- What to produce
Repeat every line exactly, keeping the pictures out of the copy.

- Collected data
[start]

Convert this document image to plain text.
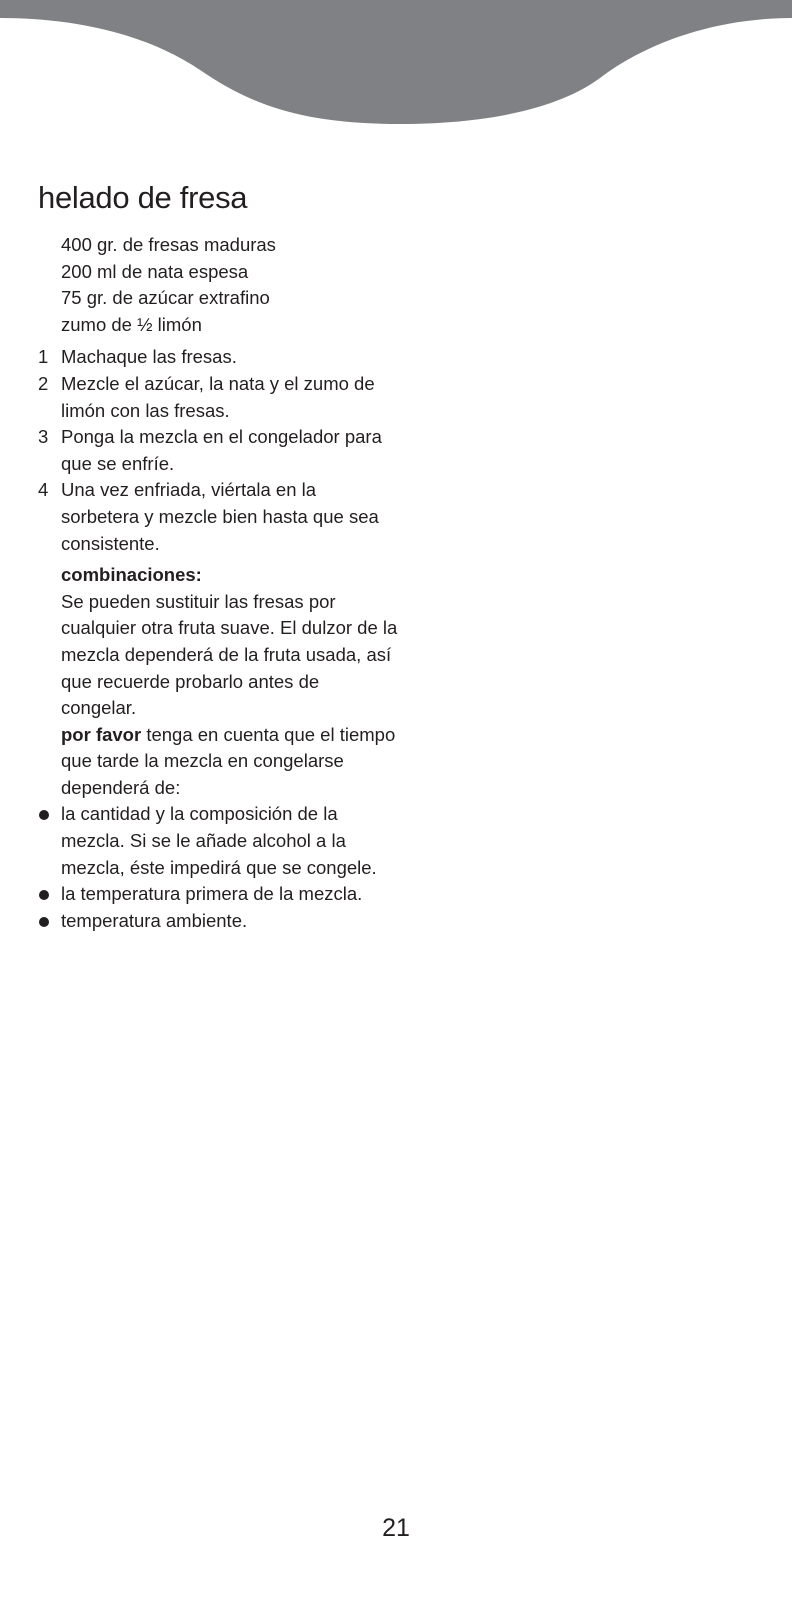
helado de fresa
400 gr. de fresas maduras
200 ml de nata espesa
75 gr. de azúcar extrafino
zumo de ½ limón
1 Machaque las fresas.
2 Mezcle el azúcar, la nata y el zumo de limón con las fresas.
3 Ponga la mezcla en el congelador para que se enfríe.
4 Una vez enfriada, viértala en la sorbetera y mezcle bien hasta que sea consistente.
combinaciones:
Se pueden sustituir las fresas por cualquier otra fruta suave. El dulzor de la mezcla dependerá de la fruta usada, así que recuerde probarlo antes de congelar.
por favor tenga en cuenta que el tiempo que tarde la mezcla en congelarse dependerá de:
la cantidad y la composición de la mezcla. Si se le añade alcohol a la mezcla, éste impedirá que se congele.
la temperatura primera de la mezcla.
temperatura ambiente.
21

[end]

- Complete answer
Convert this document image to plain text.
helado de fresa
400 gr. de fresas maduras
200 ml de nata espesa
75 gr. de azúcar extrafino
zumo de ½ limón
1 Machaque las fresas.
2 Mezcle el azúcar, la nata y el zumo de limón con las fresas.
3 Ponga la mezcla en el congelador para que se enfríe.
4 Una vez enfriada, viértala en la sorbetera y mezcle bien hasta que sea consistente.
combinaciones:
Se pueden sustituir las fresas por cualquier otra fruta suave. El dulzor de la mezcla dependerá de la fruta usada, así que recuerde probarlo antes de congelar.
por favor tenga en cuenta que el tiempo que tarde la mezcla en congelarse dependerá de:
la cantidad y la composición de la mezcla. Si se le añade alcohol a la mezcla, éste impedirá que se congele.
la temperatura primera de la mezcla.
temperatura ambiente.
21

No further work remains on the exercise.